Problem details: Write every line of the material out exactly as shown.

Excerpt from a dataset
———

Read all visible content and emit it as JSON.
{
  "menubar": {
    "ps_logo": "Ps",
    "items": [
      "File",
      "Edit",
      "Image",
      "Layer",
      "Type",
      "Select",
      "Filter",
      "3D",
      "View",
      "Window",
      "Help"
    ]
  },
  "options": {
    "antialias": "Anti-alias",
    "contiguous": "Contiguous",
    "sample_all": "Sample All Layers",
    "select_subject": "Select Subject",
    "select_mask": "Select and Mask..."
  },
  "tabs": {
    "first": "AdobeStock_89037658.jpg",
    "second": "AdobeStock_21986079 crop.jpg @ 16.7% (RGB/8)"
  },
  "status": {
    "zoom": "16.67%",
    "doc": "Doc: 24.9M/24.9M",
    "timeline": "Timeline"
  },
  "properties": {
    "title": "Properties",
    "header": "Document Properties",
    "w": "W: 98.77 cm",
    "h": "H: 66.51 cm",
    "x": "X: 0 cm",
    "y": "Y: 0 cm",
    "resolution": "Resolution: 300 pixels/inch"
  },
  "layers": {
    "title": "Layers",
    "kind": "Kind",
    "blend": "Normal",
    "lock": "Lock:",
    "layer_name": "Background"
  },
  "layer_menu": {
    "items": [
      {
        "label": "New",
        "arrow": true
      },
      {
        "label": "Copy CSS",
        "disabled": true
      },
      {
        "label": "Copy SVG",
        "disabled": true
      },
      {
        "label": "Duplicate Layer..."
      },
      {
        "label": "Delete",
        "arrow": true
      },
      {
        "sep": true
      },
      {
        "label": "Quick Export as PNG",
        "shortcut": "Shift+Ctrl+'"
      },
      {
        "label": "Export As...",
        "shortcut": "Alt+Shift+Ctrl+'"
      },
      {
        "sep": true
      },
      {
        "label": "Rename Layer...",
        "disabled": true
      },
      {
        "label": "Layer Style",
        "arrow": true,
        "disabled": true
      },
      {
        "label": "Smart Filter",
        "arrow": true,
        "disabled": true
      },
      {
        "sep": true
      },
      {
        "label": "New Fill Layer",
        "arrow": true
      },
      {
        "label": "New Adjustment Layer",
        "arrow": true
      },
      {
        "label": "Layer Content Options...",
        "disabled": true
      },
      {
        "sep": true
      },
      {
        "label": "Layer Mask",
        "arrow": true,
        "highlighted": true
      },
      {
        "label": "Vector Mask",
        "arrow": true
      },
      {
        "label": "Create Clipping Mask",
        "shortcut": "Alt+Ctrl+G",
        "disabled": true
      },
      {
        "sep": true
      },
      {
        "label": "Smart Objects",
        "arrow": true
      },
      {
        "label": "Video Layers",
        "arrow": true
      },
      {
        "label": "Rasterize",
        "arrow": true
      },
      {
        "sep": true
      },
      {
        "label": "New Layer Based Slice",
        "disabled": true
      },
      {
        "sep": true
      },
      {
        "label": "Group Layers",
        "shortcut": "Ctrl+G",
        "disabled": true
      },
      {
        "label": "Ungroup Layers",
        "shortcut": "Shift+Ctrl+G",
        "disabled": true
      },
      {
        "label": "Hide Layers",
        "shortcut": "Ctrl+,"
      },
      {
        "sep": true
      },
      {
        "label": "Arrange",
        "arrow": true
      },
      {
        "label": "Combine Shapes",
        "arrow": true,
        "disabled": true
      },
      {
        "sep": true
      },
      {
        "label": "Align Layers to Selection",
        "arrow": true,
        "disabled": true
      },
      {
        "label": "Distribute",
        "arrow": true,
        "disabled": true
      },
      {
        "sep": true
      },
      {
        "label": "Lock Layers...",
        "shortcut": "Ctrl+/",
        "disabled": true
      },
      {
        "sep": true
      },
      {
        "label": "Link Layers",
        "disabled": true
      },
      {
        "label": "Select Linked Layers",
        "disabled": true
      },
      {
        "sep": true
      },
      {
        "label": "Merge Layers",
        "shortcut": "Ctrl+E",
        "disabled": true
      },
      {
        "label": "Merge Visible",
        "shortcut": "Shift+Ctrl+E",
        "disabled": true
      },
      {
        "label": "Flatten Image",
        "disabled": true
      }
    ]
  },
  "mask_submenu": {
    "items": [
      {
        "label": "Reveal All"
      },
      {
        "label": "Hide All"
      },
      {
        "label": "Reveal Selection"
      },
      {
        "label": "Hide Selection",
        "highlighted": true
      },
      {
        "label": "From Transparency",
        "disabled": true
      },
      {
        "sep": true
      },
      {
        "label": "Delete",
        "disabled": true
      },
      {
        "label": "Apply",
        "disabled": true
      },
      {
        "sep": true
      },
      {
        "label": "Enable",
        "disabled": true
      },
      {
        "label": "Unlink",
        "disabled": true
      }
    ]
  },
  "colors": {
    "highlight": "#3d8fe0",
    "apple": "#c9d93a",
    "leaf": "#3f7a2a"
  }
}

———

Output below:
Read all visible content and emit it as JSON.
{
  "menubar": {
    "ps_logo": "Ps",
    "items": [
      "File",
      "Edit",
      "Image",
      "Layer",
      "Type",
      "Select",
      "Filter",
      "3D",
      "View",
      "Window",
      "Help"
    ]
  },
  "options": {
    "antialias": "Anti-alias",
    "contiguous": "Contiguous",
    "sample_all": "Sample All Layers",
    "select_subject": "Select Subject",
    "select_mask": "Select and Mask..."
  },
  "tabs": {
    "first": "AdobeStock_89037658.jpg",
    "second": "AdobeStock_21986079 crop.jpg @ 16.7% (RGB/8)"
  },
  "status": {
    "zoom": "16.67%",
    "doc": "Doc: 24.9M/24.9M",
    "timeline": "Timeline"
  },
  "properties": {
    "title": "Properties",
    "header": "Document Properties",
    "w": "W: 98.77 cm",
    "h": "H: 66.51 cm",
    "x": "X: 0 cm",
    "y": "Y: 0 cm",
    "resolution": "Resolution: 300 pixels/inch"
  },
  "layers": {
    "title": "Layers",
    "kind": "Kind",
    "blend": "Normal",
    "lock": "Lock:",
    "layer_name": "Background"
  },
  "layer_menu": {
    "items": [
      {
        "label": "New",
        "arrow": true
      },
      {
        "label": "Copy CSS",
        "disabled": true
      },
      {
        "label": "Copy SVG",
        "disabled": true
      },
      {
        "label": "Duplicate Layer..."
      },
      {
        "label": "Delete",
        "arrow": true
      },
      {
        "sep": true
      },
      {
        "label": "Quick Export as PNG",
        "shortcut": "Shift+Ctrl+'"
      },
      {
        "label": "Export As...",
        "shortcut": "Alt+Shift+Ctrl+'"
      },
      {
        "sep": true
      },
      {
        "label": "Rename Layer...",
        "disabled": true
      },
      {
        "label": "Layer Style",
        "arrow": true,
        "disabled": true
      },
      {
        "label": "Smart Filter",
        "arrow": true,
        "disabled": true
      },
      {
        "sep": true
      },
      {
        "label": "New Fill Layer",
        "arrow": true
      },
      {
        "label": "New Adjustment Layer",
        "arrow": true
      },
      {
        "label": "Layer Content Options...",
        "disabled": true
      },
      {
        "sep": true
      },
      {
        "label": "Layer Mask",
        "arrow": true,
        "highlighted": true
      },
      {
        "label": "Vector Mask",
        "arrow": true
      },
      {
        "label": "Create Clipping Mask",
        "shortcut": "Alt+Ctrl+G",
        "disabled": true
      },
      {
        "sep": true
      },
      {
        "label": "Smart Objects",
        "arrow": true
      },
      {
        "label": "Video Layers",
        "arrow": true
      },
      {
        "label": "Rasterize",
        "arrow": true
      },
      {
        "sep": true
      },
      {
        "label": "New Layer Based Slice",
        "disabled": true
      },
      {
        "sep": true
      },
      {
        "label": "Group Layers",
        "shortcut": "Ctrl+G",
        "disabled": true
      },
      {
        "label": "Ungroup Layers",
        "shortcut": "Shift+Ctrl+G",
        "disabled": true
      },
      {
        "label": "Hide Layers",
        "shortcut": "Ctrl+,"
      },
      {
        "sep": true
      },
      {
        "label": "Arrange",
        "arrow": true
      },
      {
        "label": "Combine Shapes",
        "arrow": true,
        "disabled": true
      },
      {
        "sep": true
      },
      {
        "label": "Align Layers to Selection",
        "arrow": true,
        "disabled": true
      },
      {
        "label": "Distribute",
        "arrow": true,
        "disabled": true
      },
      {
        "sep": true
      },
      {
        "label": "Lock Layers...",
        "shortcut": "Ctrl+/",
        "disabled": true
      },
      {
        "sep": true
      },
      {
        "label": "Link Layers",
        "disabled": true
      },
      {
        "label": "Select Linked Layers",
        "disabled": true
      },
      {
        "sep": true
      },
      {
        "label": "Merge Layers",
        "shortcut": "Ctrl+E",
        "disabled": true
      },
      {
        "label": "Merge Visible",
        "shortcut": "Shift+Ctrl+E",
        "disabled": true
      },
      {
        "label": "Flatten Image",
        "disabled": true
      }
    ]
  },
  "mask_submenu": {
    "items": [
      {
        "label": "Reveal All"
      },
      {
        "label": "Hide All"
      },
      {
        "label": "Reveal Selection"
      },
      {
        "label": "Hide Selection",
        "highlighted": true
      },
      {
        "label": "From Transparency",
        "disabled": true
      },
      {
        "sep": true
      },
      {
        "label": "Delete",
        "disabled": true
      },
      {
        "label": "Apply",
        "disabled": true
      },
      {
        "sep": true
      },
      {
        "label": "Enable",
        "disabled": true
      },
      {
        "label": "Unlink",
        "disabled": true
      }
    ]
  },
  "colors": {
    "highlight": "#3d8fe0",
    "apple": "#c9d93a",
    "leaf": "#3f7a2a"
  }
}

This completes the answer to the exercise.